> **Exercise directions**
Extract the full listing verbatim and drop any pictures from your copy.

> **Supplied material**

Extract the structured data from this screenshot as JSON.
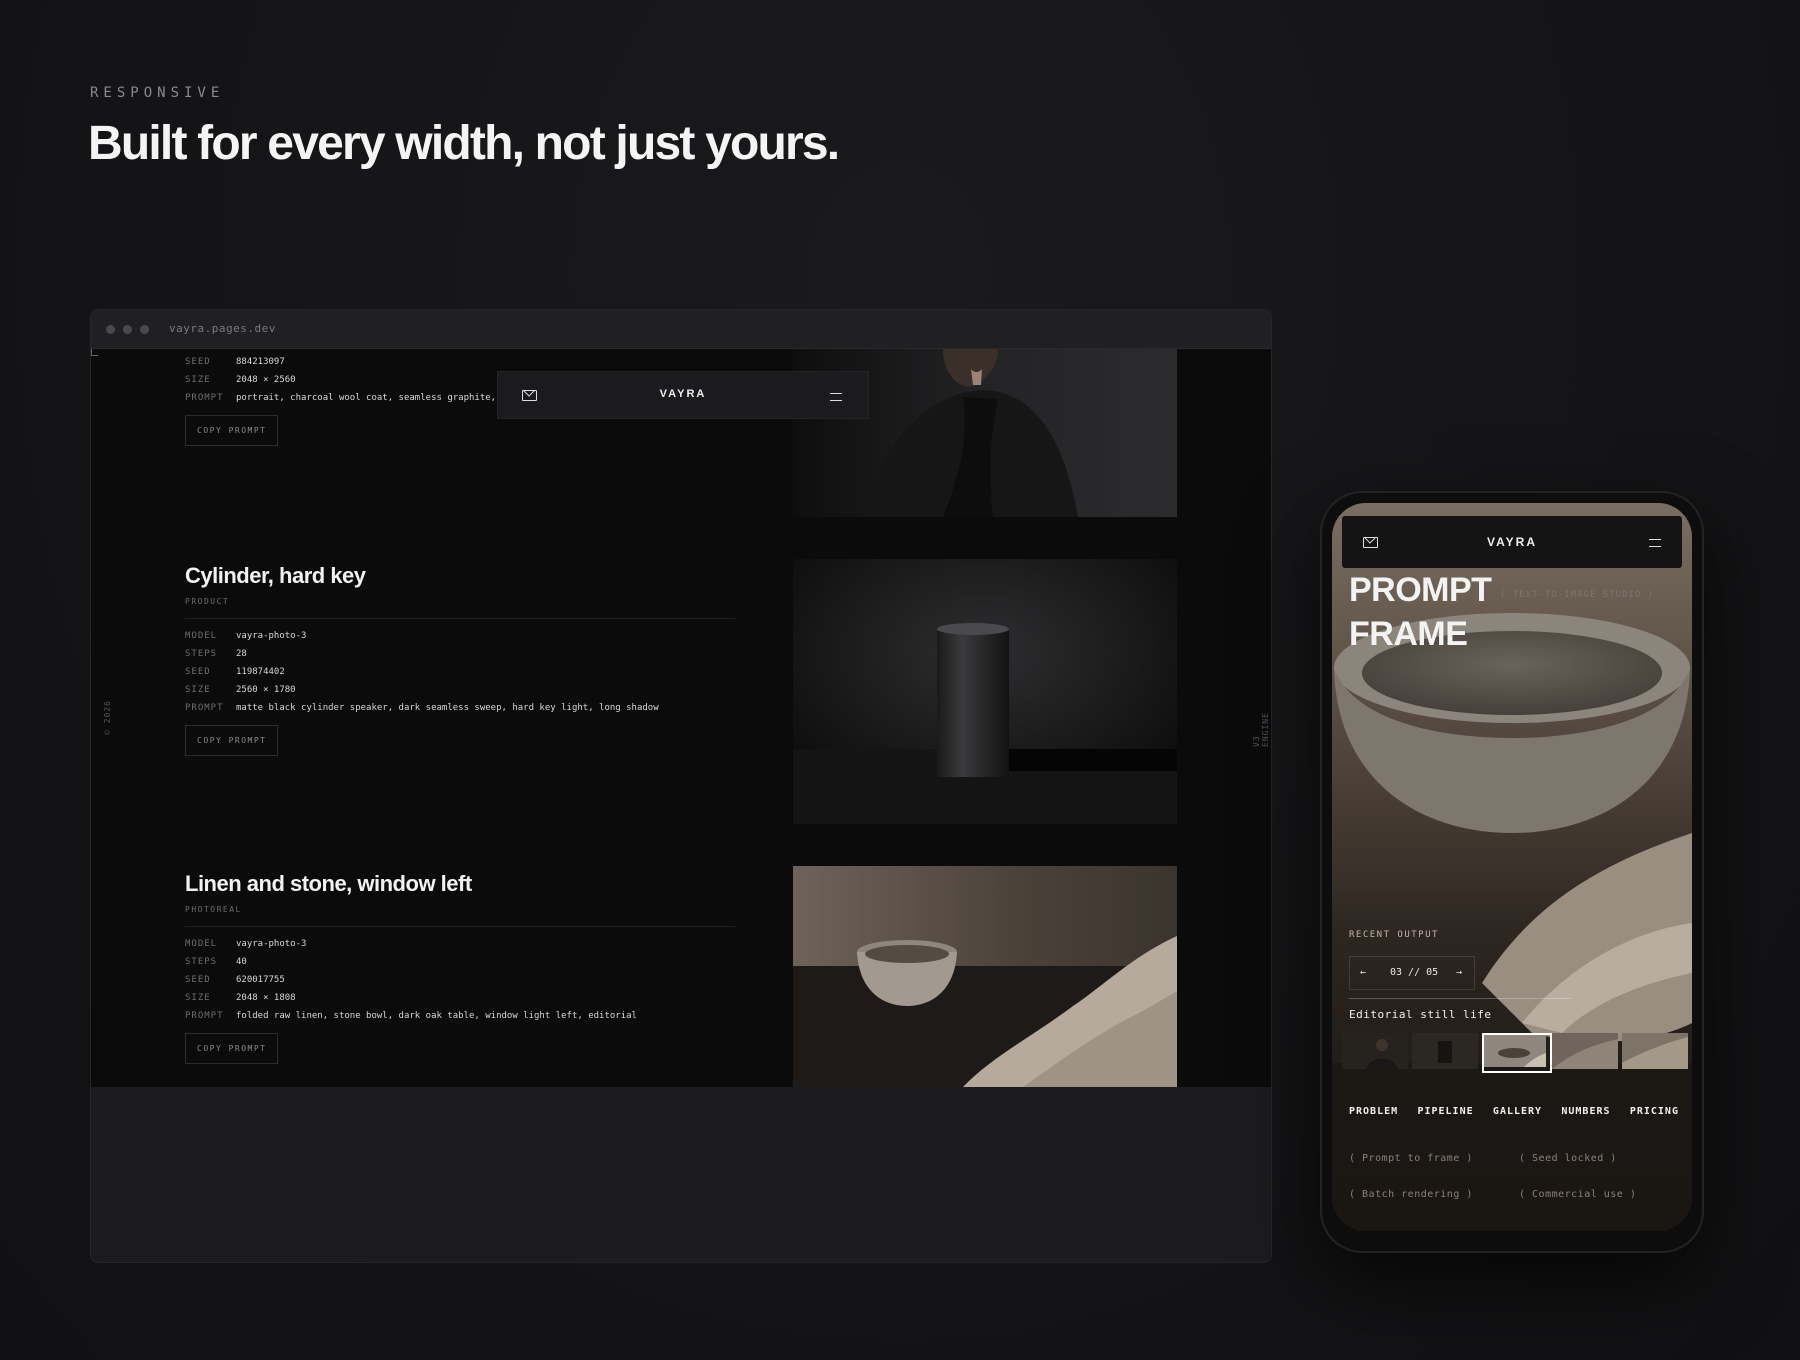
{
  "section": {
    "eyebrow": "RESPONSIVE",
    "headline": "Built for every width, not just yours."
  },
  "browser": {
    "url": "vayra.pages.dev",
    "side_left": "© 2026",
    "side_right": "V3 ENGINE",
    "nav": {
      "brand": "VAYRA"
    },
    "items": [
      {
        "specs": [
          {
            "key": "SEED",
            "value": "884213097"
          },
          {
            "key": "SIZE",
            "value": "2048 × 2560"
          },
          {
            "key": "PROMPT",
            "value": "portrait, charcoal wool coat, seamless graphite,"
          }
        ],
        "copy_label": "COPY PROMPT"
      },
      {
        "title": "Cylinder, hard key",
        "category": "PRODUCT",
        "specs": [
          {
            "key": "MODEL",
            "value": "vayra-photo-3"
          },
          {
            "key": "STEPS",
            "value": "28"
          },
          {
            "key": "SEED",
            "value": "119874402"
          },
          {
            "key": "SIZE",
            "value": "2560 × 1780"
          },
          {
            "key": "PROMPT",
            "value": "matte black cylinder speaker, dark seamless sweep, hard key light, long shadow"
          }
        ],
        "copy_label": "COPY PROMPT"
      },
      {
        "title": "Linen and stone, window left",
        "category": "PHOTOREAL",
        "specs": [
          {
            "key": "MODEL",
            "value": "vayra-photo-3"
          },
          {
            "key": "STEPS",
            "value": "40"
          },
          {
            "key": "SEED",
            "value": "620017755"
          },
          {
            "key": "SIZE",
            "value": "2048 × 1808"
          },
          {
            "key": "PROMPT",
            "value": "folded raw linen, stone bowl, dark oak table, window light left, editorial"
          }
        ],
        "copy_label": "COPY PROMPT"
      }
    ]
  },
  "phone": {
    "brand": "VAYRA",
    "title_line1": "PROMPT",
    "title_line2": "FRAME",
    "tagline": "( TEXT-TO-IMAGE STUDIO )",
    "recent_label": "RECENT OUTPUT",
    "pager": {
      "prev": "←",
      "counter": "03 // 05",
      "next": "→"
    },
    "caption": "Editorial still life",
    "menu": [
      "PROBLEM",
      "PIPELINE",
      "GALLERY",
      "NUMBERS",
      "PRICING"
    ],
    "pills": [
      "( Prompt to frame )",
      "( Seed locked )",
      "( Batch rendering )",
      "( Commercial use )"
    ]
  }
}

> **Exercise result**
Extract the structured data from this screenshot as JSON.
{
  "section": {
    "eyebrow": "RESPONSIVE",
    "headline": "Built for every width, not just yours."
  },
  "browser": {
    "url": "vayra.pages.dev",
    "side_left": "© 2026",
    "side_right": "V3 ENGINE",
    "nav": {
      "brand": "VAYRA"
    },
    "items": [
      {
        "specs": [
          {
            "key": "SEED",
            "value": "884213097"
          },
          {
            "key": "SIZE",
            "value": "2048 × 2560"
          },
          {
            "key": "PROMPT",
            "value": "portrait, charcoal wool coat, seamless graphite,"
          }
        ],
        "copy_label": "COPY PROMPT"
      },
      {
        "title": "Cylinder, hard key",
        "category": "PRODUCT",
        "specs": [
          {
            "key": "MODEL",
            "value": "vayra-photo-3"
          },
          {
            "key": "STEPS",
            "value": "28"
          },
          {
            "key": "SEED",
            "value": "119874402"
          },
          {
            "key": "SIZE",
            "value": "2560 × 1780"
          },
          {
            "key": "PROMPT",
            "value": "matte black cylinder speaker, dark seamless sweep, hard key light, long shadow"
          }
        ],
        "copy_label": "COPY PROMPT"
      },
      {
        "title": "Linen and stone, window left",
        "category": "PHOTOREAL",
        "specs": [
          {
            "key": "MODEL",
            "value": "vayra-photo-3"
          },
          {
            "key": "STEPS",
            "value": "40"
          },
          {
            "key": "SEED",
            "value": "620017755"
          },
          {
            "key": "SIZE",
            "value": "2048 × 1808"
          },
          {
            "key": "PROMPT",
            "value": "folded raw linen, stone bowl, dark oak table, window light left, editorial"
          }
        ],
        "copy_label": "COPY PROMPT"
      }
    ]
  },
  "phone": {
    "brand": "VAYRA",
    "title_line1": "PROMPT",
    "title_line2": "FRAME",
    "tagline": "( TEXT-TO-IMAGE STUDIO )",
    "recent_label": "RECENT OUTPUT",
    "pager": {
      "prev": "←",
      "counter": "03 // 05",
      "next": "→"
    },
    "caption": "Editorial still life",
    "menu": [
      "PROBLEM",
      "PIPELINE",
      "GALLERY",
      "NUMBERS",
      "PRICING"
    ],
    "pills": [
      "( Prompt to frame )",
      "( Seed locked )",
      "( Batch rendering )",
      "( Commercial use )"
    ]
  }
}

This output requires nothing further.